• **Task description**:
Take each line containing the word "alloc" and copy it.
* * * * * * *
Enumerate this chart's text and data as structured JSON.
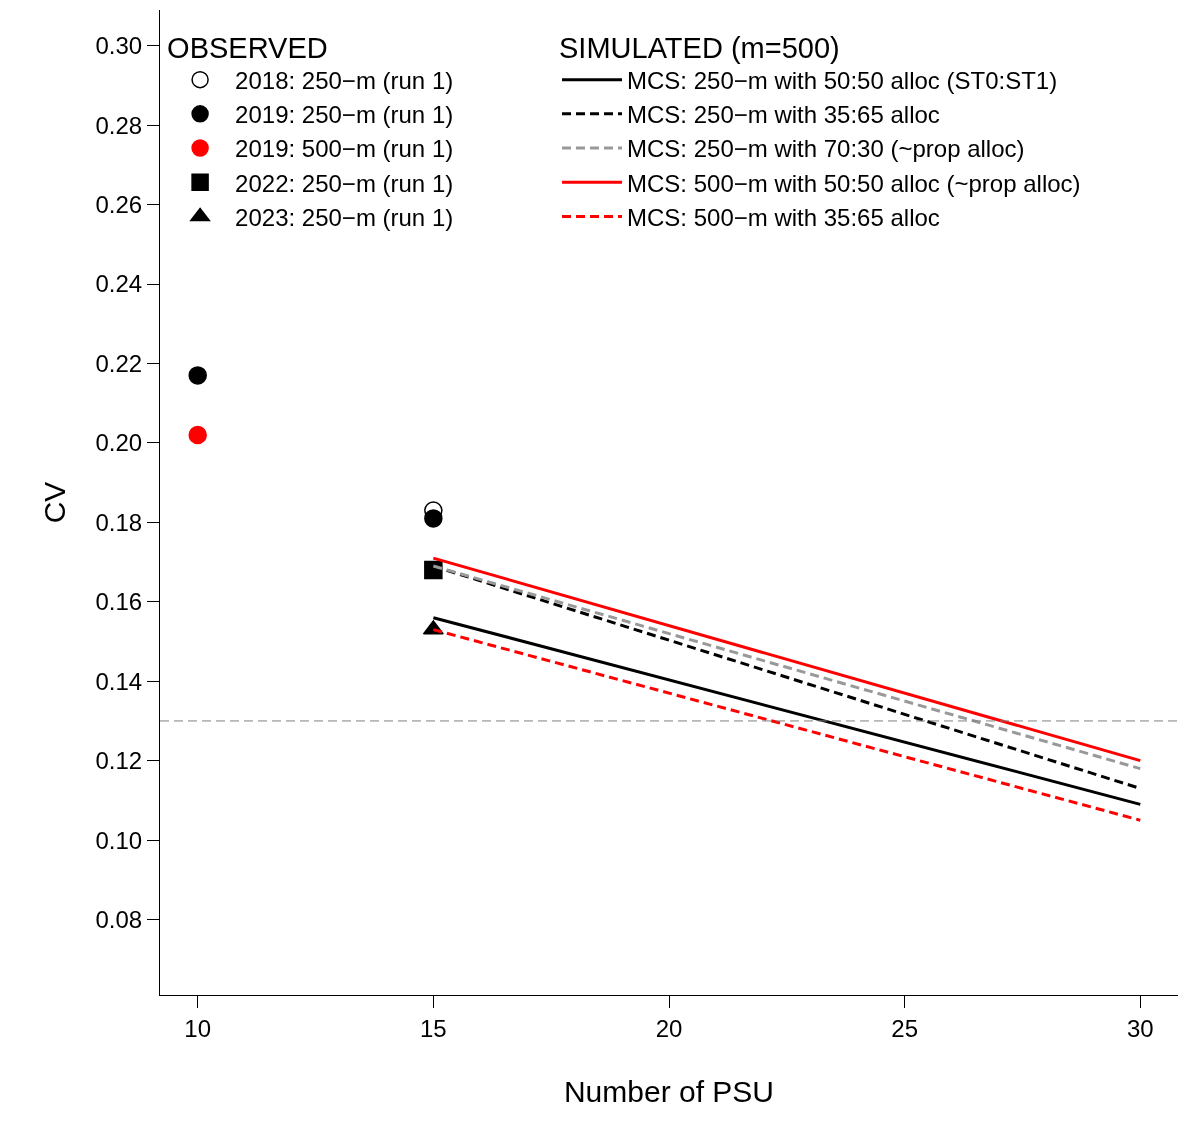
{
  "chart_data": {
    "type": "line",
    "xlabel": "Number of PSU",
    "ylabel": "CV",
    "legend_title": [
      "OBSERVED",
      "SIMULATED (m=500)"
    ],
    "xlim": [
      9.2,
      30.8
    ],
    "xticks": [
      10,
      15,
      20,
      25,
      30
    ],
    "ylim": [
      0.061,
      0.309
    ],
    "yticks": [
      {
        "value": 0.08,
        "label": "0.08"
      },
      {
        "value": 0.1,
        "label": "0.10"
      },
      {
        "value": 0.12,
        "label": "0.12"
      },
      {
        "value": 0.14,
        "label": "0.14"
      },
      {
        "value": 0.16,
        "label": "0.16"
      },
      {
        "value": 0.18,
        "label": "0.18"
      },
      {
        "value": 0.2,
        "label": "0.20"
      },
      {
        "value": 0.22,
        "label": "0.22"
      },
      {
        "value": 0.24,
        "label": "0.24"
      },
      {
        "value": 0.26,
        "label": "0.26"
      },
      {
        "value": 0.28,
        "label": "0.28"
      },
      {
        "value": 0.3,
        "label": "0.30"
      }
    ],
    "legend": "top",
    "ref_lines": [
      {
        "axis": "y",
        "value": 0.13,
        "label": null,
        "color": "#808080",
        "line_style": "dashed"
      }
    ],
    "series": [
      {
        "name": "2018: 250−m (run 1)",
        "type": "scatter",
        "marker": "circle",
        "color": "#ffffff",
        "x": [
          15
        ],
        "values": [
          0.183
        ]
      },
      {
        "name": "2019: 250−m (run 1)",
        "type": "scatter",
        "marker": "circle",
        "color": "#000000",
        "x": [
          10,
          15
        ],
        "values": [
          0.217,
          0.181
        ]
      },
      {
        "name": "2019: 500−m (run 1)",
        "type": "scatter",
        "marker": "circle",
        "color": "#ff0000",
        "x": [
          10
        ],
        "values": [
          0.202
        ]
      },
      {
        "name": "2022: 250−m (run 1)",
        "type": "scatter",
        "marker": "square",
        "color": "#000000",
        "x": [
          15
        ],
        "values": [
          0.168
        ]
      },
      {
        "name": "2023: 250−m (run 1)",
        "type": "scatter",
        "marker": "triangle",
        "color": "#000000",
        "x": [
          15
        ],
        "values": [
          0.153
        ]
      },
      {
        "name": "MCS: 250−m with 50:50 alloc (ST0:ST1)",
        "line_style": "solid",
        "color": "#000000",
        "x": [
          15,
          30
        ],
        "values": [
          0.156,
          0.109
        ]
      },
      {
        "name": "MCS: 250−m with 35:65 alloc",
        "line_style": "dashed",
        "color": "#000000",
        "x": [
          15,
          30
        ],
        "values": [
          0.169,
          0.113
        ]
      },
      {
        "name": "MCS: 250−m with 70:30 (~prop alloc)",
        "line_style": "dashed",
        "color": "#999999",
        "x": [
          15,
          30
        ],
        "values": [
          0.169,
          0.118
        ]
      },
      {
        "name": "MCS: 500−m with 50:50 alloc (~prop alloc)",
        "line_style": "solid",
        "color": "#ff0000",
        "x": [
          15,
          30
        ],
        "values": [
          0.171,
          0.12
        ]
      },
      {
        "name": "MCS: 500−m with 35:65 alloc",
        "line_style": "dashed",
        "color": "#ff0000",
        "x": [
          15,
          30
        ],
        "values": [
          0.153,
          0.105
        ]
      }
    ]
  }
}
* * * * * * *
• **Solution**:
        "name": "MCS: 250−m with 50:50 alloc (ST0:ST1)",
        "name": "MCS: 250−m with 35:65 alloc",
        "name": "MCS: 250−m with 70:30 (~prop alloc)",
        "name": "MCS: 500−m with 50:50 alloc (~prop alloc)",
        "name": "MCS: 500−m with 35:65 alloc",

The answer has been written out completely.